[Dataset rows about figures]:
• • • •

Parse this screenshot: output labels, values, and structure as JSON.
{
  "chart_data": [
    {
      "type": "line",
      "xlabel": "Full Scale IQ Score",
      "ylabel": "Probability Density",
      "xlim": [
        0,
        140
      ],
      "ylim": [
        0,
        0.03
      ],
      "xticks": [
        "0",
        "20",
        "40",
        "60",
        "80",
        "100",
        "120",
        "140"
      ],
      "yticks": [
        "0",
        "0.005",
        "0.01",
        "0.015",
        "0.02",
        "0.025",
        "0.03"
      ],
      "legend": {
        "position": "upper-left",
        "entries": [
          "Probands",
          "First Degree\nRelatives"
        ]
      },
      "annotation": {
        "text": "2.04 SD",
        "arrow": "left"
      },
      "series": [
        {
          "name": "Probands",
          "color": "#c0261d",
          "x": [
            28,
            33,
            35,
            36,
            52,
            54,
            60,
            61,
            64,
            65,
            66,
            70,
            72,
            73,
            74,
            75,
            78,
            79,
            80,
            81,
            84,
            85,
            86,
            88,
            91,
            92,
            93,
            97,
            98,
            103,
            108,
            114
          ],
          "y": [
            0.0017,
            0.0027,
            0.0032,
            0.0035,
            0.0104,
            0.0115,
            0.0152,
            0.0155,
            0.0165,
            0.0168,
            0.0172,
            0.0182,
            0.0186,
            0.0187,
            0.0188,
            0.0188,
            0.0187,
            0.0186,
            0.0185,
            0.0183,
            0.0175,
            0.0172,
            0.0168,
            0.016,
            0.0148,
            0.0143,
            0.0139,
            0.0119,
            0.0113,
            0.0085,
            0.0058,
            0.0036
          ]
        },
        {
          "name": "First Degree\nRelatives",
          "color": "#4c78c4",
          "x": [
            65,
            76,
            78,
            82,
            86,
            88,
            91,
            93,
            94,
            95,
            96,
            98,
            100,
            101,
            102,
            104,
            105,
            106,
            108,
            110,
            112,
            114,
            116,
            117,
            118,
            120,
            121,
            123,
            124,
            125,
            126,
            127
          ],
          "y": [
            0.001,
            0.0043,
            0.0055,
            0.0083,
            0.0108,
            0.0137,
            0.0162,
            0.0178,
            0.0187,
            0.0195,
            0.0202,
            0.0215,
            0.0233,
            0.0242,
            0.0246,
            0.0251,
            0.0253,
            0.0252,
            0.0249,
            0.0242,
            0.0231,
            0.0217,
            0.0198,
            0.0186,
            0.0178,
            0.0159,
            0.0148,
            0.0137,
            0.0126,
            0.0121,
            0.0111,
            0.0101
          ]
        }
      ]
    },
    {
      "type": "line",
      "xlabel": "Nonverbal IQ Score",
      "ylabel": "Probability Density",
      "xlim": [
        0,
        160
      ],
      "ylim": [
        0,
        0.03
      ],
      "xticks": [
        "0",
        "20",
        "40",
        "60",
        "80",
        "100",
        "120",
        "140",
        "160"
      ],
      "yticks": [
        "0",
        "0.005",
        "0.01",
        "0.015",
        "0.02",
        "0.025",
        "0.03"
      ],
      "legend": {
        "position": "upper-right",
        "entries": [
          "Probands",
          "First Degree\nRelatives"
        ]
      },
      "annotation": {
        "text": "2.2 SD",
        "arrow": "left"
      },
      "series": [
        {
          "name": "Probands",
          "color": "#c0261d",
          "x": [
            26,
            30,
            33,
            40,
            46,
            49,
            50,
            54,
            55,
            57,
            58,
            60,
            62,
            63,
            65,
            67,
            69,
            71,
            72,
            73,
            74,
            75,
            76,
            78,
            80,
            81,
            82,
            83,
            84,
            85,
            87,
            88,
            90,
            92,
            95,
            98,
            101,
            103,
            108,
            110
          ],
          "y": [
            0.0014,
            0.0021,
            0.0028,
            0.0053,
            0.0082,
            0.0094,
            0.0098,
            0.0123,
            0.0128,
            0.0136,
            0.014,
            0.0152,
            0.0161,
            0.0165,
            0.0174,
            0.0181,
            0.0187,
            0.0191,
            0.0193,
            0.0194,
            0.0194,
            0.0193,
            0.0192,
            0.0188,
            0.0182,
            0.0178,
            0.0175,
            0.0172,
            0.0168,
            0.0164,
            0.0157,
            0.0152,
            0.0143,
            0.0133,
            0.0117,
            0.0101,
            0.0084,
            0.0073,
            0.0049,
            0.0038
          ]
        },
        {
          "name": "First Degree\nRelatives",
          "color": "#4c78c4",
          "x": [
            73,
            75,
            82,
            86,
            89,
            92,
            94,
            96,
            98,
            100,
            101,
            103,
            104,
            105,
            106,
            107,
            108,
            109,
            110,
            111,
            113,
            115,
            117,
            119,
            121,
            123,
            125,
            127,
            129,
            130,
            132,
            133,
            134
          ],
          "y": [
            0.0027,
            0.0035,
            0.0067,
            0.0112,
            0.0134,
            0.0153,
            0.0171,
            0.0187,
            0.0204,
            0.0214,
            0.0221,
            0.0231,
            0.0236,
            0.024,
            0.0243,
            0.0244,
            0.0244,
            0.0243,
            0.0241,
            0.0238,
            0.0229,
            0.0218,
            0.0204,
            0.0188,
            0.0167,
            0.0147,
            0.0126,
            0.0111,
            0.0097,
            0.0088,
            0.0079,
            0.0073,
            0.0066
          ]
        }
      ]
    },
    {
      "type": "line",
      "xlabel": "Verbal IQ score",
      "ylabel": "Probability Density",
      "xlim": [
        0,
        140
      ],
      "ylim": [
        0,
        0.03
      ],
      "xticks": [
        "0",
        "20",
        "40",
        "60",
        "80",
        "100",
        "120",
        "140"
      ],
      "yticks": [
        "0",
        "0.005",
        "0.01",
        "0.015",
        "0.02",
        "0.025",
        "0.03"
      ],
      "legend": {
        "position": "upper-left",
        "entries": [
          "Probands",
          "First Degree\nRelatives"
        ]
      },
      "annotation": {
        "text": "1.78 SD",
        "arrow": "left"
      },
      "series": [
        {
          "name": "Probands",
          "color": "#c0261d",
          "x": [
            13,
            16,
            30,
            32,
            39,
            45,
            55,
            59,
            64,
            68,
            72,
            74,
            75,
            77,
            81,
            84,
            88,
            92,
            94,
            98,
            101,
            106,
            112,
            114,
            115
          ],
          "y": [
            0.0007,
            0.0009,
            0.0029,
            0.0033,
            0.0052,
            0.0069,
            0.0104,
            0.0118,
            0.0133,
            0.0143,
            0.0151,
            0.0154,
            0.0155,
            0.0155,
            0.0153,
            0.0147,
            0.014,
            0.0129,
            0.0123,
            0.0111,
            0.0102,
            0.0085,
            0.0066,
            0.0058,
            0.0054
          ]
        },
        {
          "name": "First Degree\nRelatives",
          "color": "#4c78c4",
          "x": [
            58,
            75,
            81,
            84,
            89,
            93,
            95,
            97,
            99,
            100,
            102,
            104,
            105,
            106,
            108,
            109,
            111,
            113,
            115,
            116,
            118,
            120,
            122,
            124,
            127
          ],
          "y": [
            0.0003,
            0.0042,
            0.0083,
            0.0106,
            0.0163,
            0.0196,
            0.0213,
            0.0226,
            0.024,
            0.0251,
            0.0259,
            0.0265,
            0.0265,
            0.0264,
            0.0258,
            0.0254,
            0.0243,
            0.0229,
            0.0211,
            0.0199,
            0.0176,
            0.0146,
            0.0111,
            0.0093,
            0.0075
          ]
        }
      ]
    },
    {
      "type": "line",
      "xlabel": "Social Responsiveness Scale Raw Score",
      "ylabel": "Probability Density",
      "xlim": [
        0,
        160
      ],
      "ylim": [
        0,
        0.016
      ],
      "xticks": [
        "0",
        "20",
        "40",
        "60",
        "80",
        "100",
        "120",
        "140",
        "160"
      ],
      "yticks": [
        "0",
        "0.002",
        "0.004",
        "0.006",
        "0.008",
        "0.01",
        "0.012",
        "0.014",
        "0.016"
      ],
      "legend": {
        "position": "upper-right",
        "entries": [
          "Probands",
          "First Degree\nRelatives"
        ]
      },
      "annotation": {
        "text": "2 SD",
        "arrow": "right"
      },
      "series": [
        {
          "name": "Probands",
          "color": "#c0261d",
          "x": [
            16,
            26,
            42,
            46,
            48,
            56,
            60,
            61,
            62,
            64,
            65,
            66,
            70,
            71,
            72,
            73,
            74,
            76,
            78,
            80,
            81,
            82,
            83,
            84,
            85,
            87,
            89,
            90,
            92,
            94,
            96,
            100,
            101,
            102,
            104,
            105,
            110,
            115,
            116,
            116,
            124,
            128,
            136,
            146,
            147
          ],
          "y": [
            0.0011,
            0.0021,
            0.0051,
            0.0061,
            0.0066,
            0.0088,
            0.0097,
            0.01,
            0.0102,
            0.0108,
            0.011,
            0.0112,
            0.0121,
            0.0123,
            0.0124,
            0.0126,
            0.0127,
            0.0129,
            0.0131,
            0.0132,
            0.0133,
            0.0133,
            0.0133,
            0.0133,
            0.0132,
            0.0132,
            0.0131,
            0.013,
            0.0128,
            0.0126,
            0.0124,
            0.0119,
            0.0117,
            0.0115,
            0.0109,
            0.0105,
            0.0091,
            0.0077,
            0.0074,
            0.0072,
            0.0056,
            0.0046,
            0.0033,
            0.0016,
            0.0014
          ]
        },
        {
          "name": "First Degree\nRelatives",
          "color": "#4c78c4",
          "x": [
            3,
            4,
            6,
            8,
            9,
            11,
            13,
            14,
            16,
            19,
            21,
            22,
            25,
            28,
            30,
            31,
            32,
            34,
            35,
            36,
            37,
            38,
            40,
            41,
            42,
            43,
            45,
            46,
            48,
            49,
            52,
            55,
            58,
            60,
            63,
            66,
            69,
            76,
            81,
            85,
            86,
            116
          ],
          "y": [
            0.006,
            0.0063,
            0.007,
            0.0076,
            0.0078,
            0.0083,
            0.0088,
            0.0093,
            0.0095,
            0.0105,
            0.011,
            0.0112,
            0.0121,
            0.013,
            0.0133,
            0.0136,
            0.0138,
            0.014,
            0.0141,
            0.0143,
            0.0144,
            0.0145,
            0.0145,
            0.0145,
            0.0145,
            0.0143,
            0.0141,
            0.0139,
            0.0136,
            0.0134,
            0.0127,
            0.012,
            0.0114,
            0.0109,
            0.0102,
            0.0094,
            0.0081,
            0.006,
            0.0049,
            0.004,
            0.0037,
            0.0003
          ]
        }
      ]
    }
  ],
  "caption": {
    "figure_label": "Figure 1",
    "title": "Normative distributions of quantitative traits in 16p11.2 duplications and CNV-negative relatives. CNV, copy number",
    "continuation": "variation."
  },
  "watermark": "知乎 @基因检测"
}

• • • •

[Problem to work on]: Above are some records. Report the number of their lines that include "xlabel", and add nothing else.

[Result of the task]: 4